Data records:
•••••

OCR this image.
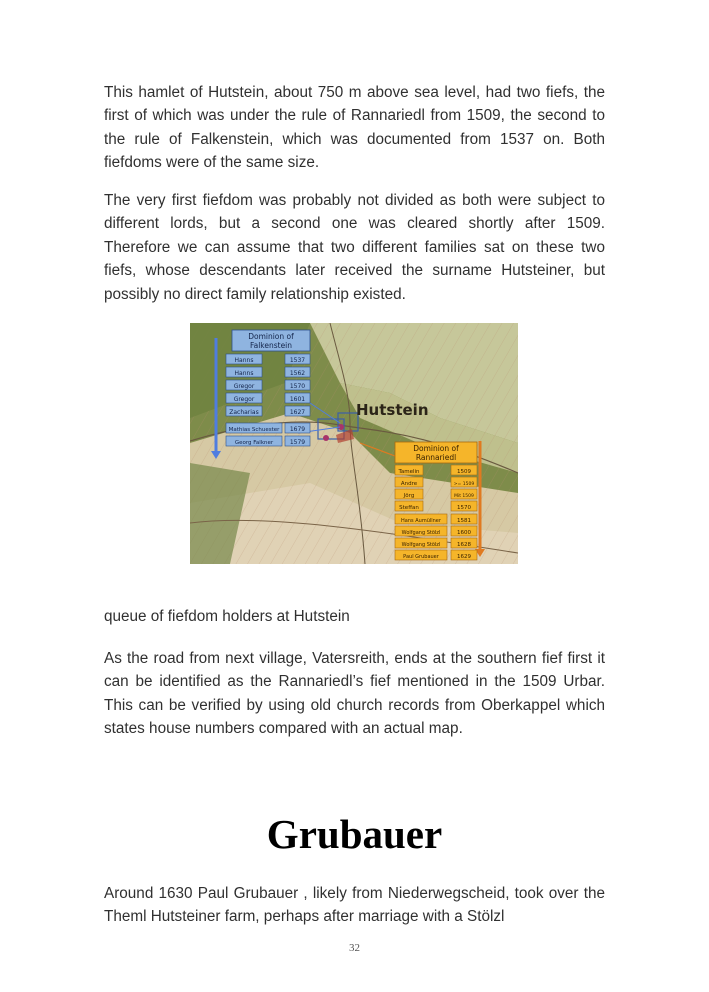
This hamlet of Hutstein, about 750 m above sea level, had two fiefs, the first of which was under the rule of Rannariedl from 1509, the second to the rule of Falkenstein, which was documented from 1537 on. Both fiefdoms were of the same size.

The very first fiefdom was probably not divided as both were subject to different lords, but a second one was cleared shortly after 1509. Therefore we can assume that two different families sat on these two fiefs, whose descendants later received the surname Hutsteiner, but possibly no direct family relationship existed.

Hutstein
Dominion of
Falkenstein
Hanns	1537
Hanns	1562
Gregor	1570
Gregor	1601
Zacharias	1627
Mathias Schuester 1679
Georg Falkner	1579
Dominion of
Rannariedl
Tamelin	1509
Andre	>= 1509
Jörg	Mit 1509
Steffan	1570
Hans Aumüllner	1581
Wolfgang Stölzl	1600
Wolfgang Stölzl	1628
Paul Grubauer	1629

queue of fiefdom holders at Hutstein

As the road from next village, Vatersreith, ends at the southern fief first it can be identified as the Rannariedl’s fief mentioned in the 1509 Urbar. This can be verified by using old church records from Oberkappel which states house numbers compared with an actual map.

Grubauer

Around 1630 Paul Grubauer , likely from Niederwegscheid, took over the Theml Hutsteiner farm, perhaps after marriage with a Stölzl

32
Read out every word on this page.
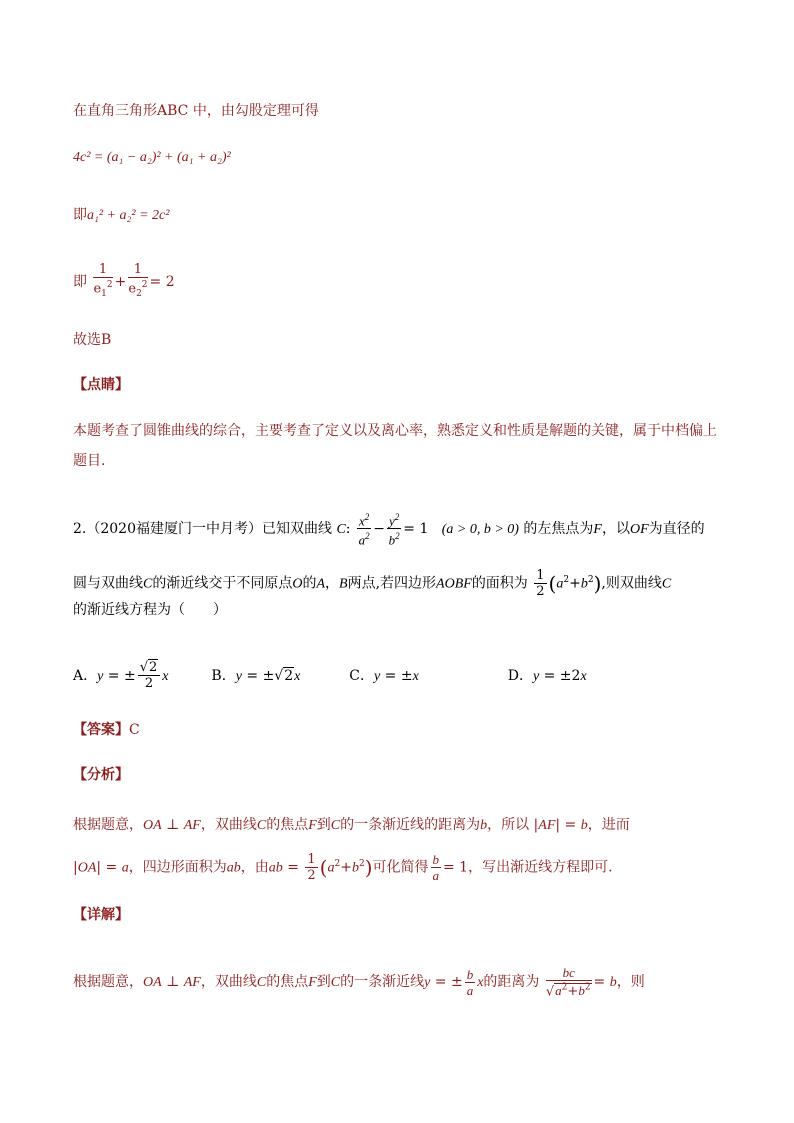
在直角三角形ABC 中，由勾股定理可得
4c² = (a₁ − a₂)² + (a₁ + a₂)²
即a₁² + a₂² = 2c²
即 $\frac{1}{e_1^2} + \frac{1}{e_2^2} = 2$
故选B
【点睛】
本题考查了圆锥曲线的综合，主要考查了定义以及离心率，熟悉定义和性质是解题的关键，属于中档偏上
题目.
2.（2020福建厦门一中月考）已知双曲线 C: $\frac{x^2}{a^2} - \frac{y^2}{b^2} = 1$   (a > 0, b > 0) 的左焦点为F，以OF为直径的
圆与双曲线C的渐近线交于不同原点O的A，B两点,若四边形AOBF的面积为 $\frac{1}{2} (a^2+b^2)$,则双曲线C
的渐近线方程为（　　）
A．y = ± $\frac{√2}{2}$ x	B．y = ±√2x	C．y = ±x	D．y = ±2x
【答案】C
【分析】
根据题意，OA ⊥ AF，双曲线C的焦点F到C的一条渐近线的距离为b，所以 |AF| = b，进而
|OA| = a，四边形面积为ab，由ab = $\frac{1}{2} (a^2+b^2)$可化简得 $\frac{b}{a} = 1$，写出渐近线方程即可.
【详解】
根据题意，OA ⊥ AF，双曲线C的焦点F到C的一条渐近线y = ± $\frac{b}{a}$ x的距离为 $\frac{bc}{√a^2+b^2} = b$，则
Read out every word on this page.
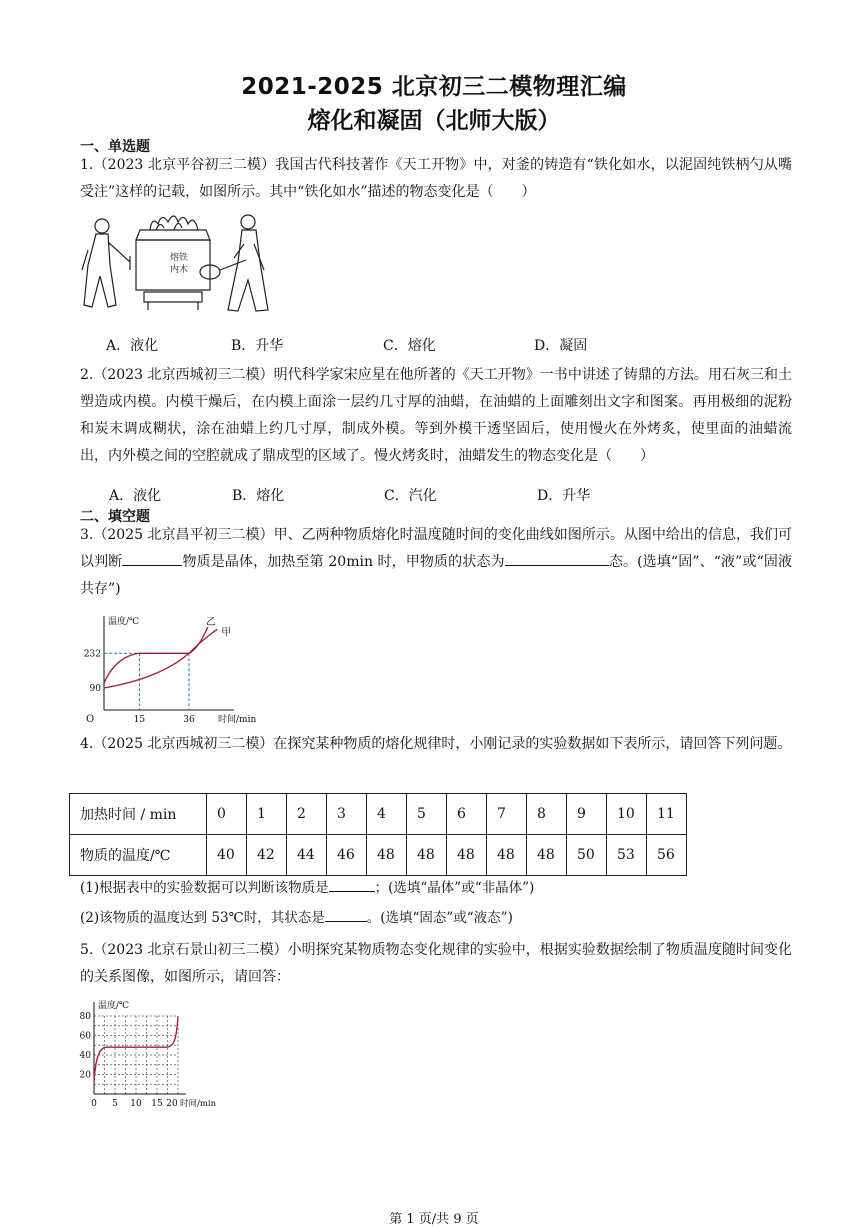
2021-2025 北京初三二模物理汇编
熔化和凝固（北师大版）
一、单选题
1.（2023 北京平谷初三二模）我国古代科技著作《天工开物》中，对釜的铸造有“铁化如水，以泥固纯铁柄勺从嘴受注”这样的记载，如图所示。其中“铁化如水”描述的物态变化是（　　）
熔铁
内木
A．液化	B．升华	C．熔化	D．凝固
2.（2023 北京西城初三二模）明代科学家宋应星在他所著的《天工开物》一书中讲述了铸鼎的方法。用石灰三和土塑造成内模。内模干燥后，在内模上面涂一层约几寸厚的油蜡，在油蜡的上面雕刻出文字和图案。再用极细的泥粉和炭末调成糊状，涂在油蜡上约几寸厚，制成外模。等到外模干透坚固后，使用慢火在外烤炙，使里面的油蜡流出，内外模之间的空腔就成了鼎成型的区域了。慢火烤炙时，油蜡发生的物态变化是（　　）
A．液化	B．熔化	C．汽化	D．升华
二、填空题
3.（2025 北京昌平初三二模）甲、乙两种物质熔化时温度随时间的变化曲线如图所示。从图中给出的信息，我们可以判断	物质是晶体，加热至第 20min 时，甲物质的状态为	态。(选填“固”、“液”或“固液共存”)
温度/℃
时间/min
O	15	36
90
232
甲
乙
4.（2025 北京西城初三二模）在探究某种物质的熔化规律时，小刚记录的实验数据如下表所示，请回答下列问题。
加热时间 / min	0	1	2	3	4	5	6	7	8	9	10	11
物质的温度/℃	40	42	44	46	48	48	48	48	48	50	53	56
(1)根据表中的实验数据可以判断该物质是	；(选填“晶体”或“非晶体”)
(2)该物质的温度达到 53℃时，其状态是	。(选填“固态”或“液态”)
5.（2023 北京石景山初三二模）小明探究某物质物态变化规律的实验中，根据实验数据绘制了物质温度随时间变化的关系图像，如图所示，请回答：
温度/℃
时间/min
0 5 10 15 20
20
40
60
80
第 1 页/共 9 页
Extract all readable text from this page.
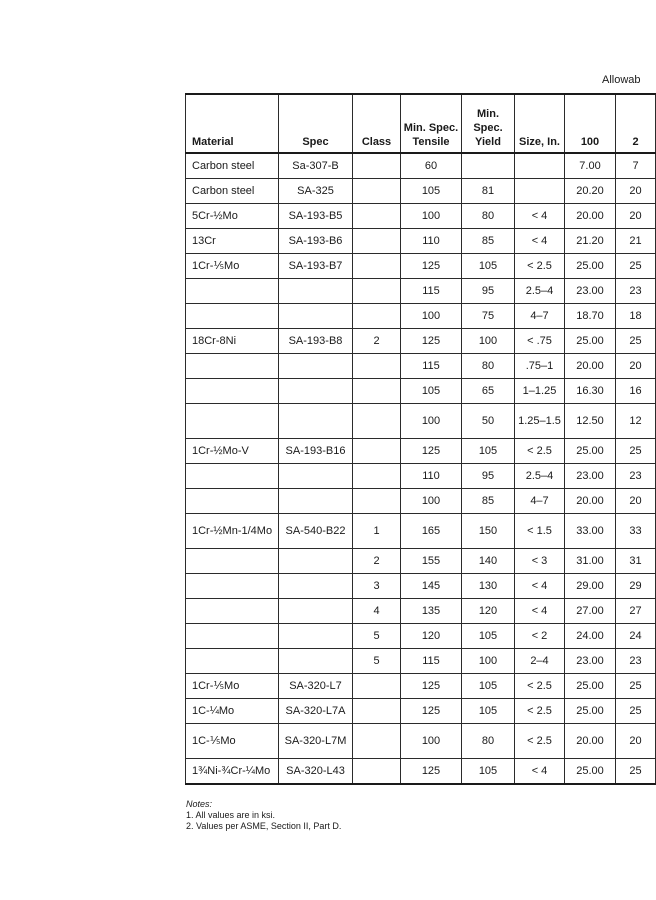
Allowab
Material	Spec	Class	Min. Spec. Tensile	Min. Spec. Yield	Size, In.	100	2
Carbon steel	Sa-307-B		60			7.00	7
Carbon steel	SA-325		105	81		20.20	20
5Cr-½Mo	SA-193-B5		100	80	< 4	20.00	20
13Cr	SA-193-B6		110	85	< 4	21.20	21
1Cr-⅕Mo	SA-193-B7		125	105	< 2.5	25.00	25
			115	95	2.5–4	23.00	23
			100	75	4–7	18.70	18
18Cr-8Ni	SA-193-B8	2	125	100	< .75	25.00	25
			115	80	.75–1	20.00	20
			105	65	1–1.25	16.30	16
			100	50	1.25–1.5	12.50	12
1Cr-½Mo-V	SA-193-B16		125	105	< 2.5	25.00	25
			110	95	2.5–4	23.00	23
			100	85	4–7	20.00	20
1Cr-½Mn-1/4Mo	SA-540-B22	1	165	150	< 1.5	33.00	33
		2	155	140	< 3	31.00	31
		3	145	130	< 4	29.00	29
		4	135	120	< 4	27.00	27
		5	120	105	< 2	24.00	24
		5	115	100	2–4	23.00	23
1Cr-⅕Mo	SA-320-L7		125	105	< 2.5	25.00	25
1C-¼Mo	SA-320-L7A		125	105	< 2.5	25.00	25
1C-⅕Mo	SA-320-L7M		100	80	< 2.5	20.00	20
1¾Ni-¾Cr-¼Mo	SA-320-L43		125	105	< 4	25.00	25
Notes:
1. All values are in ksi.
2. Values per ASME, Section II, Part D.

•••••

Directions: Tally the lines in the records above that contain the word "Rannariedl", and give only that number.

Correct response: 3